Direction — Set down each record exactly as written.

Entries provided —
◇ ◇ ◇ ◇

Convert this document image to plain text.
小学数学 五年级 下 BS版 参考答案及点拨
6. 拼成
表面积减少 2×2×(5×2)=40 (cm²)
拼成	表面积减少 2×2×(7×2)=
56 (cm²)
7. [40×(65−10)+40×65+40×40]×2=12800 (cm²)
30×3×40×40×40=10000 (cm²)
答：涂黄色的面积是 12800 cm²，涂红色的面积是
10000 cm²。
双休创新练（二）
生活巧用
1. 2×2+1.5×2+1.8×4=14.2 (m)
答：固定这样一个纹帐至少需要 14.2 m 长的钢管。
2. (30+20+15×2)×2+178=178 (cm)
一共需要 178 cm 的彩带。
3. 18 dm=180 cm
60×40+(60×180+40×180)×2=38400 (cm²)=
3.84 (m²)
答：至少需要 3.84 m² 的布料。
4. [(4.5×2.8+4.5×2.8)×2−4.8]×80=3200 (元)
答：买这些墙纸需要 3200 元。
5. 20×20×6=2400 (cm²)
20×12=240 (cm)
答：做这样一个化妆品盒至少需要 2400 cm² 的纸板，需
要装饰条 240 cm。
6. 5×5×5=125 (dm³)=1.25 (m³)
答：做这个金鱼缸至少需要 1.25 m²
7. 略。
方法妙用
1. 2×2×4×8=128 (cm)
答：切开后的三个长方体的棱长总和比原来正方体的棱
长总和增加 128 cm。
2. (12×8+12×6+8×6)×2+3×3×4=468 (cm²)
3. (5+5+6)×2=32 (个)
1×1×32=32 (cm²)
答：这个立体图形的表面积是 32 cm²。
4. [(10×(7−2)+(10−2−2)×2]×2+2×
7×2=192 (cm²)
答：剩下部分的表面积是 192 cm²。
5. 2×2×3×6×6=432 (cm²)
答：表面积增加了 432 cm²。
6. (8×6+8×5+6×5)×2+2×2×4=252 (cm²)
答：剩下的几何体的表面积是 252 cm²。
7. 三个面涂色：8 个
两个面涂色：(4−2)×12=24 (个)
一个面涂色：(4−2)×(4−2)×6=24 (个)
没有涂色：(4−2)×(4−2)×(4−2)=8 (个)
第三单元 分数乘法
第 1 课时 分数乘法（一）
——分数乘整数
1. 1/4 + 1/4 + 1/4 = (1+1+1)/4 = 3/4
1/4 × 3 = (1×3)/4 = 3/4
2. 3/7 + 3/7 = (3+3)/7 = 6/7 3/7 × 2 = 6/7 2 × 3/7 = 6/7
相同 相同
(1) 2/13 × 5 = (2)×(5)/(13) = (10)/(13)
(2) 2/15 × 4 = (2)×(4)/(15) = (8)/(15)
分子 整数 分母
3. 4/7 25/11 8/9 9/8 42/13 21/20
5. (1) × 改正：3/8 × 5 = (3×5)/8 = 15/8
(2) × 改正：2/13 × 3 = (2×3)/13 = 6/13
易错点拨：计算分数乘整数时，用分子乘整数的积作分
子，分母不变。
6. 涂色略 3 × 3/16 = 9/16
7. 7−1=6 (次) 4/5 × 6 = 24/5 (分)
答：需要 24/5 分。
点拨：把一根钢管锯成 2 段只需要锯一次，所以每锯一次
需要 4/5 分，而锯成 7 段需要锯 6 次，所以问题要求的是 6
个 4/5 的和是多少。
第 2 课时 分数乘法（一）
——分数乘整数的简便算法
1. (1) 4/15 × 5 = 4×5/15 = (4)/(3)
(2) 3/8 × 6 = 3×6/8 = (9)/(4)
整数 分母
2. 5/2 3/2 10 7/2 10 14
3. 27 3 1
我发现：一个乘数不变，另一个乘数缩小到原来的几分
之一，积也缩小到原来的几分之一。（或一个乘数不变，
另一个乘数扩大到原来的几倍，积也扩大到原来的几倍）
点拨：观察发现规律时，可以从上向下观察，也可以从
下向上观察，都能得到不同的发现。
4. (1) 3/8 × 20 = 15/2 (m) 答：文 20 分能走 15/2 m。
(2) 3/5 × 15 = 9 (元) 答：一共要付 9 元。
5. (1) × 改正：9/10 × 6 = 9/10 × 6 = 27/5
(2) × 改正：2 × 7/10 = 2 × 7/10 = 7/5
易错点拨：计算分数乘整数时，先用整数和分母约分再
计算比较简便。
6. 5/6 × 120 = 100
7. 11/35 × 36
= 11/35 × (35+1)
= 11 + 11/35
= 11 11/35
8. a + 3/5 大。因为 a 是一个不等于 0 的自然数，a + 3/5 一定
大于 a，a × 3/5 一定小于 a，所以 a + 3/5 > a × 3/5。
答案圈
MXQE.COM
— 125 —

◇ ◇ ◇ ◇

Task answer —
Convert this document image to plain text.
小学数学 五年级 下 BS版 参考答案及点拨
6. 拼成
表面积减少 2×2×(5×2)=40 (cm²)
拼成	表面积减少 2×2×(7×2)=
56 (cm²)
7. [40×(65−10)+40×65+40×40]×2=12800 (cm²)
30×3×40×40×40=10000 (cm²)
答：涂黄色的面积是 12800 cm²，涂红色的面积是
10000 cm²。
双休创新练（二）
生活巧用
1. 2×2+1.5×2+1.8×4=14.2 (m)
答：固定这样一个纹帐至少需要 14.2 m 长的钢管。
2. (30+20+15×2)×2+178=178 (cm)
一共需要 178 cm 的彩带。
3. 18 dm=180 cm
60×40+(60×180+40×180)×2=38400 (cm²)=
3.84 (m²)
答：至少需要 3.84 m² 的布料。
4. [(4.5×2.8+4.5×2.8)×2−4.8]×80=3200 (元)
答：买这些墙纸需要 3200 元。
5. 20×20×6=2400 (cm²)
20×12=240 (cm)
答：做这样一个化妆品盒至少需要 2400 cm² 的纸板，需
要装饰条 240 cm。
6. 5×5×5=125 (dm³)=1.25 (m³)
答：做这个金鱼缸至少需要 1.25 m²
7. 略。
方法妙用
1. 2×2×4×8=128 (cm)
答：切开后的三个长方体的棱长总和比原来正方体的棱
长总和增加 128 cm。
2. (12×8+12×6+8×6)×2+3×3×4=468 (cm²)
3. (5+5+6)×2=32 (个)
1×1×32=32 (cm²)
答：这个立体图形的表面积是 32 cm²。
4. [(10×(7−2)+(10−2−2)×2]×2+2×
7×2=192 (cm²)
答：剩下部分的表面积是 192 cm²。
5. 2×2×3×6×6=432 (cm²)
答：表面积增加了 432 cm²。
6. (8×6+8×5+6×5)×2+2×2×4=252 (cm²)
答：剩下的几何体的表面积是 252 cm²。
7. 三个面涂色：8 个
两个面涂色：(4−2)×12=24 (个)
一个面涂色：(4−2)×(4−2)×6=24 (个)
没有涂色：(4−2)×(4−2)×(4−2)=8 (个)
第三单元 分数乘法
第 1 课时 分数乘法（一）
——分数乘整数
1. 1/4 + 1/4 + 1/4 = (1+1+1)/4 = 3/4
1/4 × 3 = (1×3)/4 = 3/4
2. 3/7 + 3/7 = (3+3)/7 = 6/7 3/7 × 2 = 6/7 2 × 3/7 = 6/7
相同 相同
(1) 2/13 × 5 = (2)×(5)/(13) = (10)/(13)
(2) 2/15 × 4 = (2)×(4)/(15) = (8)/(15)
分子 整数 分母
3. 4/7 25/11 8/9 9/8 42/13 21/20
5. (1) × 改正：3/8 × 5 = (3×5)/8 = 15/8
(2) × 改正：2/13 × 3 = (2×3)/13 = 6/13
易错点拨：计算分数乘整数时，用分子乘整数的积作分
子，分母不变。
6. 涂色略 3 × 3/16 = 9/16
7. 7−1=6 (次) 4/5 × 6 = 24/5 (分)
答：需要 24/5 分。
点拨：把一根钢管锯成 2 段只需要锯一次，所以每锯一次
需要 4/5 分，而锯成 7 段需要锯 6 次，所以问题要求的是 6
个 4/5 的和是多少。
第 2 课时 分数乘法（一）
——分数乘整数的简便算法
1. (1) 4/15 × 5 = 4×5/15 = (4)/(3)
(2) 3/8 × 6 = 3×6/8 = (9)/(4)
整数 分母
2. 5/2 3/2 10 7/2 10 14
3. 27 3 1
我发现：一个乘数不变，另一个乘数缩小到原来的几分
之一，积也缩小到原来的几分之一。（或一个乘数不变，
另一个乘数扩大到原来的几倍，积也扩大到原来的几倍）
点拨：观察发现规律时，可以从上向下观察，也可以从
下向上观察，都能得到不同的发现。
4. (1) 3/8 × 20 = 15/2 (m) 答：文 20 分能走 15/2 m。
(2) 3/5 × 15 = 9 (元) 答：一共要付 9 元。
5. (1) × 改正：9/10 × 6 = 9/10 × 6 = 27/5
(2) × 改正：2 × 7/10 = 2 × 7/10 = 7/5
易错点拨：计算分数乘整数时，先用整数和分母约分再
计算比较简便。
6. 5/6 × 120 = 100
7. 11/35 × 36
= 11/35 × (35+1)
= 11 + 11/35
= 11 11/35
8. a + 3/5 大。因为 a 是一个不等于 0 的自然数，a + 3/5 一定
大于 a，a × 3/5 一定小于 a，所以 a + 3/5 > a × 3/5。
答案圈
MXQE.COM
— 125 —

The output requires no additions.